SOURCE:
Recurring revenue vs individual sales

Now the thing that I really like with Sam’s offerings.

Sam has blended one-time purchases with recurring revenue. 

However, while many brands lead with a cheap recurring fee and then sell a high-level offer, Sam flips this on its head.  

Here’s the progression and pricing for each of Sam’s offers. 

Much like most course offers, his primary programs are a one time fee of $2000, and $6000 respectively. 

However, his top-tier offer is a yearly recurring subscription that comes in at $36,000.  

It would usually be a hard sell to get someone in at $36k / year, but if they’ve been through the other levels and grown a 7-figure business from nothing, $36k to hit 8-figures will feel like a no-brainer for them. ]

This is the guy who’s helped them, grow their business. And each time the price has increased, so too has the ROI. 

And even if someone arrives as a new customer already clearing 7-figures, Sam’s success with helping people scale means there’s tonnes of proof that qualify him in a new customer’s mind.  

What you’ll also notice is that all of these programs have premium pricing. 

These higher prices make it easier for Sam to…

  • Bring on a team to handle the day-to-day of client satisfaction
  • Ramp up marketing
  • Increase time to profit ratio

It might be harder to land a customer at $2000 than at $20, but it’s worth literally 100X a low tier offer.

LISTING:

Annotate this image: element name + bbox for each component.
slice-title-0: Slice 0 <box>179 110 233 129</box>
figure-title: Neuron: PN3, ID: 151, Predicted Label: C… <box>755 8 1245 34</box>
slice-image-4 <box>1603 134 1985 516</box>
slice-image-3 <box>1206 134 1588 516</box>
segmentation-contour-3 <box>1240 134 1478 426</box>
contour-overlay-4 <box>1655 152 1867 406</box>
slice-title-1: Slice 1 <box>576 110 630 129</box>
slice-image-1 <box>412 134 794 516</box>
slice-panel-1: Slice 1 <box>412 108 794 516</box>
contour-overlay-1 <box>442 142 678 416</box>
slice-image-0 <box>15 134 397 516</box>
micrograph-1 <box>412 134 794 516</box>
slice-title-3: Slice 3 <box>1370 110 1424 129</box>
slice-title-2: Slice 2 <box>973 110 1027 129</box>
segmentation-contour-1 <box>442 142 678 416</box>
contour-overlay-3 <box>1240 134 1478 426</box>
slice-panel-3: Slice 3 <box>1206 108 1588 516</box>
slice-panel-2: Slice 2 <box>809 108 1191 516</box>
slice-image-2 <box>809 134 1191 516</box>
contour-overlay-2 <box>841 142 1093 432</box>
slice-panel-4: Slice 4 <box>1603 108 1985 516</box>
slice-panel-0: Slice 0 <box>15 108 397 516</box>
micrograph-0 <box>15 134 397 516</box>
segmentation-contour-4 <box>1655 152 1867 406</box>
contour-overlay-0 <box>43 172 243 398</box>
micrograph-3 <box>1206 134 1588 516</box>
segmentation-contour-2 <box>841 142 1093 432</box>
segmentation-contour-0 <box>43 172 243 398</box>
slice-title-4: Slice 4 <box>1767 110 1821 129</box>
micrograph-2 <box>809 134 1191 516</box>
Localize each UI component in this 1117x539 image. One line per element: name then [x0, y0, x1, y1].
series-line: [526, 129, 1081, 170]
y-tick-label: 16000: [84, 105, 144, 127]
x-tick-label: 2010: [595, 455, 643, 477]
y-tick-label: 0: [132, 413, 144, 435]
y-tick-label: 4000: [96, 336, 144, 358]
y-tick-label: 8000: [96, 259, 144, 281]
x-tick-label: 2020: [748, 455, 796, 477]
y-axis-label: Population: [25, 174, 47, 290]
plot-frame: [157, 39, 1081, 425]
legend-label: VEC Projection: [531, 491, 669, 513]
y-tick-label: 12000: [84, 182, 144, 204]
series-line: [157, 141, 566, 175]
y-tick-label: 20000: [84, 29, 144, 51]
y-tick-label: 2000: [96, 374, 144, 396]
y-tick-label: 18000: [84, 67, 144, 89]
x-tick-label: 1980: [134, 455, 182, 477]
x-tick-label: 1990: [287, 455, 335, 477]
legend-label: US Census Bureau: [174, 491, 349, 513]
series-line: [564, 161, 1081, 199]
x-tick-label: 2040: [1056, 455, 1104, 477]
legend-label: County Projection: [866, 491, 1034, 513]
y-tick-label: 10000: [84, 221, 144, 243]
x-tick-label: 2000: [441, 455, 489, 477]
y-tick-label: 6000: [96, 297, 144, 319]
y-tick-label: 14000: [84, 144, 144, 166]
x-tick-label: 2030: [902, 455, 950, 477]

WHAT YOU ARE ASKED TO DO:
Decide whether each statement agrees with the text above on recurring revenue vs individual sales: (a) Sam's top-tier offer is a one-time fee of $36,000; (b) Sam leads with a cheap recurring fee and then sells a high-level offer; (c) the higher prices make it easier for Sam to ramp up marketing. For each, answer yes or no and quote the deciding words.

ANSWER TO THE TASK:
(a) No: "his top-tier offer is a yearly recurring subscription that comes in at $36,000."
(b) No: "while many brands lead with a cheap recurring fee and then sell a high-level offer, Sam flips this on its head."
(c) Yes: "These higher prices make it easier for Sam to…" followed by "Ramp up marketing."